The records below are made of lines; count those holding the word "Spaghetti" and give the number only.

◇ ◇ ◇

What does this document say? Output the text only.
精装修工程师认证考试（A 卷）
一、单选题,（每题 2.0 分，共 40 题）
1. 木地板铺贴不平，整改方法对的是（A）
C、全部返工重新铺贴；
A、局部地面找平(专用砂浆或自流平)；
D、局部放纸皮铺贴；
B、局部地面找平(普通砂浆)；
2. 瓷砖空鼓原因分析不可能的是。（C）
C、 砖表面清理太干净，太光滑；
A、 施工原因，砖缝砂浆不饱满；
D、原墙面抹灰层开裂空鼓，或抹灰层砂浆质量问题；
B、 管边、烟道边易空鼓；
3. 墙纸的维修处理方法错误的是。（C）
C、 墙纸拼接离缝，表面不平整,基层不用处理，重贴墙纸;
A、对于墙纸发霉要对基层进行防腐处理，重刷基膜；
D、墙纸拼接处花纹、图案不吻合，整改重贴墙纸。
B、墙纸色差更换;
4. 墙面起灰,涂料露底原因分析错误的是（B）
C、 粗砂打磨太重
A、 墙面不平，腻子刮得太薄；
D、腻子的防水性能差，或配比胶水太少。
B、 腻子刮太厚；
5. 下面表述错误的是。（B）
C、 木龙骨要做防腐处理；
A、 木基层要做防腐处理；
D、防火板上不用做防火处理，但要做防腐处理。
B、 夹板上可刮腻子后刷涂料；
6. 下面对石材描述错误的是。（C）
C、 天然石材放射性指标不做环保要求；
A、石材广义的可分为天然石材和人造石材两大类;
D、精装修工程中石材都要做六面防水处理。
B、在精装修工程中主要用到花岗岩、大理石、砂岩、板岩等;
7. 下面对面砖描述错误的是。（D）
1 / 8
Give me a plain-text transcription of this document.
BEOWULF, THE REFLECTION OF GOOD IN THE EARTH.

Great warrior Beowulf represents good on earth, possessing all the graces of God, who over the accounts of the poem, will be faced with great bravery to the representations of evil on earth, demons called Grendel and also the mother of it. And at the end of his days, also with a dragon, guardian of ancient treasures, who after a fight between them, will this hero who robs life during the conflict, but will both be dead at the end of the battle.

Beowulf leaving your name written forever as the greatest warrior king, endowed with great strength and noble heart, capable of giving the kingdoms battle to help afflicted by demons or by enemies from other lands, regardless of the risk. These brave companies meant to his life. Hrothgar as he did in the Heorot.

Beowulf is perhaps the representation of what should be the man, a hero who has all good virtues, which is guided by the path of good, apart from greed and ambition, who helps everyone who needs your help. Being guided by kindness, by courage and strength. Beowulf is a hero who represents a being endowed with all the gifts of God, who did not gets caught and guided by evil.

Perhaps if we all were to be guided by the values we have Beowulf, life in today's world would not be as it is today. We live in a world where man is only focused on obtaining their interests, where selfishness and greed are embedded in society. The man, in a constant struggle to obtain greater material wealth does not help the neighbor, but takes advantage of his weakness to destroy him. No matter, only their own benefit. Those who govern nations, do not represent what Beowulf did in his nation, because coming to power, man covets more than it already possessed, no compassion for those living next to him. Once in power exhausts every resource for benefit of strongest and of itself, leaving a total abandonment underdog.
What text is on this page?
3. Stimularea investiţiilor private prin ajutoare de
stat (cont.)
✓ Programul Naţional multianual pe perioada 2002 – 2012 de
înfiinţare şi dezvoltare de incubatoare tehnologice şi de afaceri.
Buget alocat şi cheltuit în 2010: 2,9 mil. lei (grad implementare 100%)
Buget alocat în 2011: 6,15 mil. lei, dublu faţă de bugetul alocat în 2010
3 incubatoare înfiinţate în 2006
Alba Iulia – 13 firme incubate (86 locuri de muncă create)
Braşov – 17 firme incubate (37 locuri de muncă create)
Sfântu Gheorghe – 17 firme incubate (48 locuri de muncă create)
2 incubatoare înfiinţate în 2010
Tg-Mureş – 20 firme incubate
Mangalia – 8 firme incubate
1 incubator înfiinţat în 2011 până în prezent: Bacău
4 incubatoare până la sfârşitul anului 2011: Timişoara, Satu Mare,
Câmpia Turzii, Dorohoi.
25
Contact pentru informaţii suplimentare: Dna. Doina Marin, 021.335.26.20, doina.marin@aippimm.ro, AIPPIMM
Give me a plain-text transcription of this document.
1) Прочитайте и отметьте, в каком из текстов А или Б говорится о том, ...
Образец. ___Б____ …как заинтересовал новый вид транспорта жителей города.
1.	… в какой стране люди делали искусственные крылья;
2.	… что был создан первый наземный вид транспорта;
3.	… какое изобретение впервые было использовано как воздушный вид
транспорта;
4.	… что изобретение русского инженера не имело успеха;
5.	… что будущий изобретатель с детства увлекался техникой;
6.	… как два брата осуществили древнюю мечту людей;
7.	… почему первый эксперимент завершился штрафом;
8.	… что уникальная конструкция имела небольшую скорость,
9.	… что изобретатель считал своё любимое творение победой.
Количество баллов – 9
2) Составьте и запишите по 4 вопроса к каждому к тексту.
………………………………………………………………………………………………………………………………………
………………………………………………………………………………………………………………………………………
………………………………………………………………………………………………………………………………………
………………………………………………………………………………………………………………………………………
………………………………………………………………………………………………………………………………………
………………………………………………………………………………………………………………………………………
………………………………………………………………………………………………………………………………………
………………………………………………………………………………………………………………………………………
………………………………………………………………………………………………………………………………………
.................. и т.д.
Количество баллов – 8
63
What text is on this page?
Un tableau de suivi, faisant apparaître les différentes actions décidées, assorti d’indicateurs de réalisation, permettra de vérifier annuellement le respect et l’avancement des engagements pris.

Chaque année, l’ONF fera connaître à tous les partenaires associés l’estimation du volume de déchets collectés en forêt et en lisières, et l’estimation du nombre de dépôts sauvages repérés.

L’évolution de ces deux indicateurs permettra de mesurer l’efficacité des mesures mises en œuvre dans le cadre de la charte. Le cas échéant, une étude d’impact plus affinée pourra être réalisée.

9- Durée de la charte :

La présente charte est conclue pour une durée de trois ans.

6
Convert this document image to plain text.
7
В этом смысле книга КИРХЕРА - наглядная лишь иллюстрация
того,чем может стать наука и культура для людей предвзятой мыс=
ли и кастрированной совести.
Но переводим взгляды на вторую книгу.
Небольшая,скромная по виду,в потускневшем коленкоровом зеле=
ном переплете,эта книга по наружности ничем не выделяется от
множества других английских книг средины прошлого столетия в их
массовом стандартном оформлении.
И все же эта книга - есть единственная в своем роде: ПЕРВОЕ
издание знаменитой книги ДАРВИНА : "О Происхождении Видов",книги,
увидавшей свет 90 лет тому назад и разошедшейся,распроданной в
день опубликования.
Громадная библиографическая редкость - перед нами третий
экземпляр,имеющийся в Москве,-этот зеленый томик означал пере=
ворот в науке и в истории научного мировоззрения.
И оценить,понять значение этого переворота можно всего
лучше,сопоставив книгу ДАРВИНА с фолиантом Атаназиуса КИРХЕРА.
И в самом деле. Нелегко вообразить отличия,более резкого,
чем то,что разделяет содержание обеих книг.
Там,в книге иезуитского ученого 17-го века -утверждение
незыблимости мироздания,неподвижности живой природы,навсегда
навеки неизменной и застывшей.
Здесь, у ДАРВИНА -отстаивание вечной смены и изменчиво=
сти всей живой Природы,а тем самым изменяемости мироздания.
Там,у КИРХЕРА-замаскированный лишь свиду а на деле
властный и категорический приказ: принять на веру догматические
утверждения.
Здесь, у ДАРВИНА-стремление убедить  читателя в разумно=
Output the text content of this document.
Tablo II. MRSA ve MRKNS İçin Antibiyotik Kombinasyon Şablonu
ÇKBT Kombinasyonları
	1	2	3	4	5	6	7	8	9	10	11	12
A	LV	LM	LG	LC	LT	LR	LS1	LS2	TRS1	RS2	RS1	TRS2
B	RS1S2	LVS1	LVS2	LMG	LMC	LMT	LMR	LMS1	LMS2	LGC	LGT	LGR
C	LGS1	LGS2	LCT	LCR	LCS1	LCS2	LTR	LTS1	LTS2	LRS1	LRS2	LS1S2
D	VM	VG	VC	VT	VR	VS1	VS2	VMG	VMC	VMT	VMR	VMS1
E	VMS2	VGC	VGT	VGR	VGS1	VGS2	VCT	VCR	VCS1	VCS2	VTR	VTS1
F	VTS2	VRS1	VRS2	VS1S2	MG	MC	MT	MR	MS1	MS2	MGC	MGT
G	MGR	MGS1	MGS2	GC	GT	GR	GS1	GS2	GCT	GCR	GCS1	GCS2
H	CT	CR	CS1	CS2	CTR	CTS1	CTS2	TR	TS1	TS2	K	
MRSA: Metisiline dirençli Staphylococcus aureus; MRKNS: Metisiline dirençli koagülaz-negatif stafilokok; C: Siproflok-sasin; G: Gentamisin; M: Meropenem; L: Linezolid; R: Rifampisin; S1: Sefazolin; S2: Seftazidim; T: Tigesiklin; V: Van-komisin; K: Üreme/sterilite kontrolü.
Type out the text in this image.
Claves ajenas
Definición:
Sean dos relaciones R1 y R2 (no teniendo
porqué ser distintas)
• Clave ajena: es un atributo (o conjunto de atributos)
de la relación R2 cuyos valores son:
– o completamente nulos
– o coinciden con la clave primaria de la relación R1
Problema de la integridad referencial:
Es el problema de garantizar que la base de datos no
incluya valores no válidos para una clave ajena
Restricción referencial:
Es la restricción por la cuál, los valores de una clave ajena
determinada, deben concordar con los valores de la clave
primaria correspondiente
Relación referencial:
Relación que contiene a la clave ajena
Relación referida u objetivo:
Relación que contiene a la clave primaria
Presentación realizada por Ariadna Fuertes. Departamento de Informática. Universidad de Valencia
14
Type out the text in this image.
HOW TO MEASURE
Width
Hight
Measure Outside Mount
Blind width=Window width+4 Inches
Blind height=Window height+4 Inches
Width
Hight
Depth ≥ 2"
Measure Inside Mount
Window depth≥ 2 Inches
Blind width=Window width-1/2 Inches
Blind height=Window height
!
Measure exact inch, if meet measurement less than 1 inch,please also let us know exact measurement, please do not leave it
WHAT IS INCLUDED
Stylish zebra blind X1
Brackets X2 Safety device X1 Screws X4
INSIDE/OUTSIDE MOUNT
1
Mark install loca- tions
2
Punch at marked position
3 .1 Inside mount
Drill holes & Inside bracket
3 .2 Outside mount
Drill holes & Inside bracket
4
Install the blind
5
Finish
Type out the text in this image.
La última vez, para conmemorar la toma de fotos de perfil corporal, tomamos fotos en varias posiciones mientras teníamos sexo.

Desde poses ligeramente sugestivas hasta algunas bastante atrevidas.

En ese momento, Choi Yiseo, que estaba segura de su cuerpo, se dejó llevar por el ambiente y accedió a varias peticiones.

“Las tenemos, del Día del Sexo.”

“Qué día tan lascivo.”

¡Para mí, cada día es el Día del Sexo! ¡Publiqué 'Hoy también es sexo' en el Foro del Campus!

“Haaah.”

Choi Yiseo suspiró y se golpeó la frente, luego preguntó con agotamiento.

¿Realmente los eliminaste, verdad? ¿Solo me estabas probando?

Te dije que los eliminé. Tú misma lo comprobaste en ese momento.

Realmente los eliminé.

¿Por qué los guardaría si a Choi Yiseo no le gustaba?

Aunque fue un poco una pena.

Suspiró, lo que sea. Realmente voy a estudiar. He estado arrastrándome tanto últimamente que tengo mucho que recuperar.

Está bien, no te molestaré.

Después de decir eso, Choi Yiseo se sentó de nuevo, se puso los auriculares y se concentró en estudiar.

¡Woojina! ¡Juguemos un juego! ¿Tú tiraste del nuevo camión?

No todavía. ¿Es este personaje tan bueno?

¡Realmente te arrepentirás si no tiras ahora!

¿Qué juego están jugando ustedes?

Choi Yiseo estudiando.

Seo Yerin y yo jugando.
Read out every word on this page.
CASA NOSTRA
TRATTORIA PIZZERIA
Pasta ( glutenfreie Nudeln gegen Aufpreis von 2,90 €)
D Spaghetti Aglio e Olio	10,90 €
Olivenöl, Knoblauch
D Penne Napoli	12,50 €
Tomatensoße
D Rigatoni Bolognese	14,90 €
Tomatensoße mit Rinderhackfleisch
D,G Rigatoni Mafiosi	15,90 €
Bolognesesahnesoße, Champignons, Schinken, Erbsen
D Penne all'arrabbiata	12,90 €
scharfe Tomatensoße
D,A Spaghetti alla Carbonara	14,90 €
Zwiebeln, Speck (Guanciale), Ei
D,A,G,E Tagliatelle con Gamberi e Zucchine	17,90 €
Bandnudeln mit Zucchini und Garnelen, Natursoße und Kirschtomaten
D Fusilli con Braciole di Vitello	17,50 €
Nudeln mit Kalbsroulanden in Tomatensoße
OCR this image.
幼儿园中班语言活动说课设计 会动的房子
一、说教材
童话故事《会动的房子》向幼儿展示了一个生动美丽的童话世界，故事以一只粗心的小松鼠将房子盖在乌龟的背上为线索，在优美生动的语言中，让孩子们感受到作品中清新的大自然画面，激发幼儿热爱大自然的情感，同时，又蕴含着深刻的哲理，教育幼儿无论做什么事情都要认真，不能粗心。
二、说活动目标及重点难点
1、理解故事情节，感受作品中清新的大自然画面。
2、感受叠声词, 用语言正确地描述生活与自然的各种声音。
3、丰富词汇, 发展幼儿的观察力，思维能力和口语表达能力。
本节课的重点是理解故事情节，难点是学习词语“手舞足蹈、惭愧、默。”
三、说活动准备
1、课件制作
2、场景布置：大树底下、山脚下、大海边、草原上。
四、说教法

◇ ◇ ◇

> **Full response**: 2